### Goal of the exercise
Each line below must be set down exactly; omit any image you find.

### Data for this task
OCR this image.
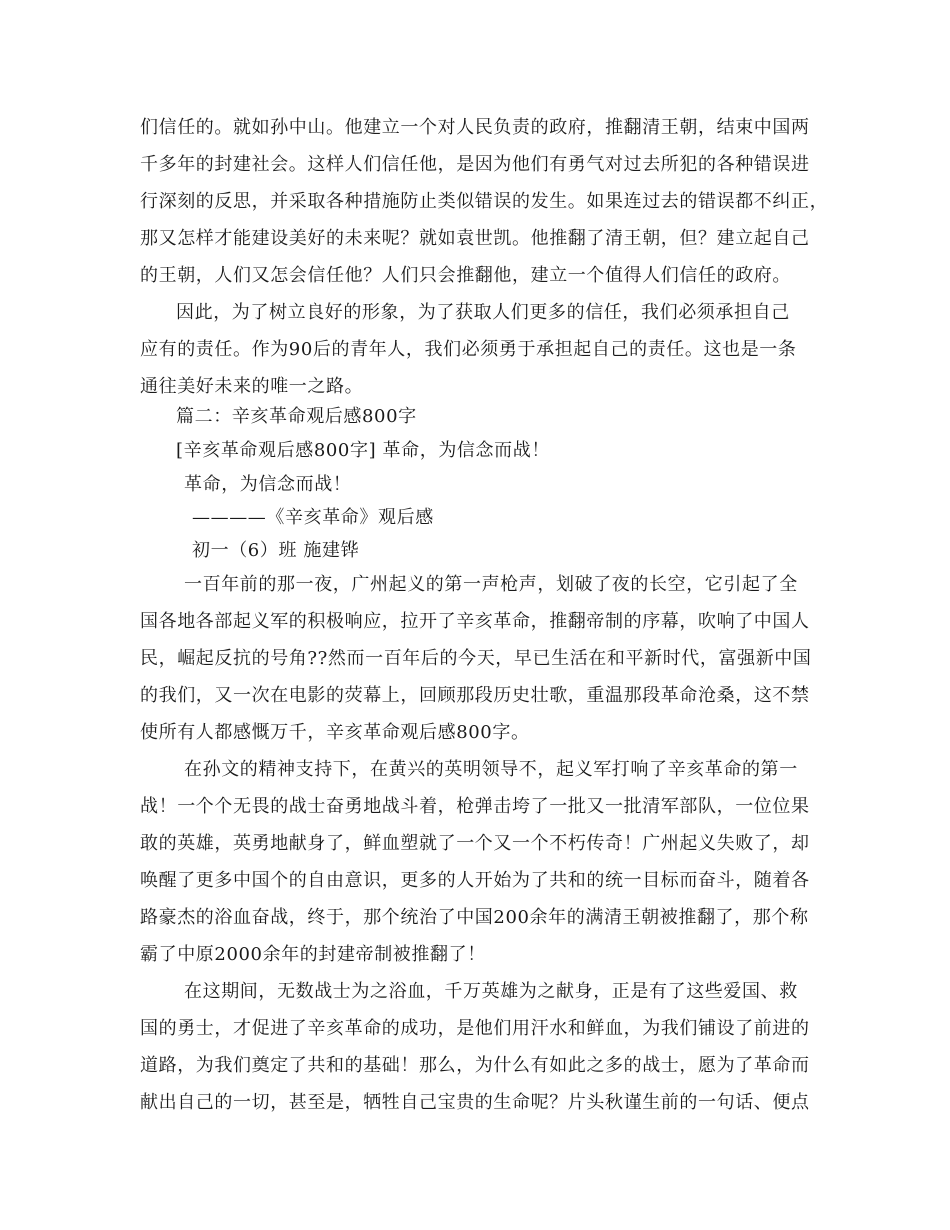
们信任的。就如孙中山。他建立一个对人民负责的政府，推翻清王朝，结束中国两
千多年的封建社会。这样人们信任他，是因为他们有勇气对过去所犯的各种错误进
行深刻的反思，并采取各种措施防止类似错误的发生。如果连过去的错误都不纠正，
那又怎样才能建设美好的未来呢？就如袁世凯。他推翻了清王朝，但？建立起自己
的王朝，人们又怎会信任他？人们只会推翻他，建立一个值得人们信任的政府。
因此，为了树立良好的形象，为了获取人们更多的信任，我们必须承担自己
应有的责任。作为90后的青年人，我们必须勇于承担起自己的责任。这也是一条
通往美好未来的唯一之路。
篇二：辛亥革命观后感800字
[辛亥革命观后感800字] 革命，为信念而战！
革命，为信念而战！
————《辛亥革命》观后感
初一（6）班 施建铧
一百年前的那一夜，广州起义的第一声枪声，划破了夜的长空，它引起了全
国各地各部起义军的积极响应，拉开了辛亥革命，推翻帝制的序幕，吹响了中国人
民，崛起反抗的号角??然而一百年后的今天，早已生活在和平新时代，富强新中国
的我们，又一次在电影的荧幕上，回顾那段历史壮歌，重温那段革命沧桑，这不禁
使所有人都感慨万千，辛亥革命观后感800字。
在孙文的精神支持下，在黄兴的英明领导不，起义军打响了辛亥革命的第一
战！一个个无畏的战士奋勇地战斗着，枪弹击垮了一批又一批清军部队，一位位果
敢的英雄，英勇地献身了，鲜血塑就了一个又一个不朽传奇！广州起义失败了，却
唤醒了更多中国个的自由意识，更多的人开始为了共和的统一目标而奋斗，随着各
路豪杰的浴血奋战，终于，那个统治了中国200余年的满清王朝被推翻了，那个称
霸了中原2000余年的封建帝制被推翻了！
在这期间，无数战士为之浴血，千万英雄为之献身，正是有了这些爱国、救
国的勇士，才促进了辛亥革命的成功，是他们用汗水和鲜血，为我们铺设了前进的
道路，为我们奠定了共和的基础！那么，为什么有如此之多的战士，愿为了革命而
献出自己的一切，甚至是，牺牲自己宝贵的生命呢？片头秋谨生前的一句话、便点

### Worked answer
OCR this image.
们信任的。就如孙中山。他建立一个对人民负责的政府，推翻清王朝，结束中国两
千多年的封建社会。这样人们信任他，是因为他们有勇气对过去所犯的各种错误进
行深刻的反思，并采取各种措施防止类似错误的发生。如果连过去的错误都不纠正，
那又怎样才能建设美好的未来呢？就如袁世凯。他推翻了清王朝，但？建立起自己
的王朝，人们又怎会信任他？人们只会推翻他，建立一个值得人们信任的政府。
因此，为了树立良好的形象，为了获取人们更多的信任，我们必须承担自己
应有的责任。作为90后的青年人，我们必须勇于承担起自己的责任。这也是一条
通往美好未来的唯一之路。
篇二：辛亥革命观后感800字
[辛亥革命观后感800字] 革命，为信念而战！
革命，为信念而战！
————《辛亥革命》观后感
初一（6）班 施建铧
一百年前的那一夜，广州起义的第一声枪声，划破了夜的长空，它引起了全
国各地各部起义军的积极响应，拉开了辛亥革命，推翻帝制的序幕，吹响了中国人
民，崛起反抗的号角??然而一百年后的今天，早已生活在和平新时代，富强新中国
的我们，又一次在电影的荧幕上，回顾那段历史壮歌，重温那段革命沧桑，这不禁
使所有人都感慨万千，辛亥革命观后感800字。
在孙文的精神支持下，在黄兴的英明领导不，起义军打响了辛亥革命的第一
战！一个个无畏的战士奋勇地战斗着，枪弹击垮了一批又一批清军部队，一位位果
敢的英雄，英勇地献身了，鲜血塑就了一个又一个不朽传奇！广州起义失败了，却
唤醒了更多中国个的自由意识，更多的人开始为了共和的统一目标而奋斗，随着各
路豪杰的浴血奋战，终于，那个统治了中国200余年的满清王朝被推翻了，那个称
霸了中原2000余年的封建帝制被推翻了！
在这期间，无数战士为之浴血，千万英雄为之献身，正是有了这些爱国、救
国的勇士，才促进了辛亥革命的成功，是他们用汗水和鲜血，为我们铺设了前进的
道路，为我们奠定了共和的基础！那么，为什么有如此之多的战士，愿为了革命而
献出自己的一切，甚至是，牺牲自己宝贵的生命呢？片头秋谨生前的一句话、便点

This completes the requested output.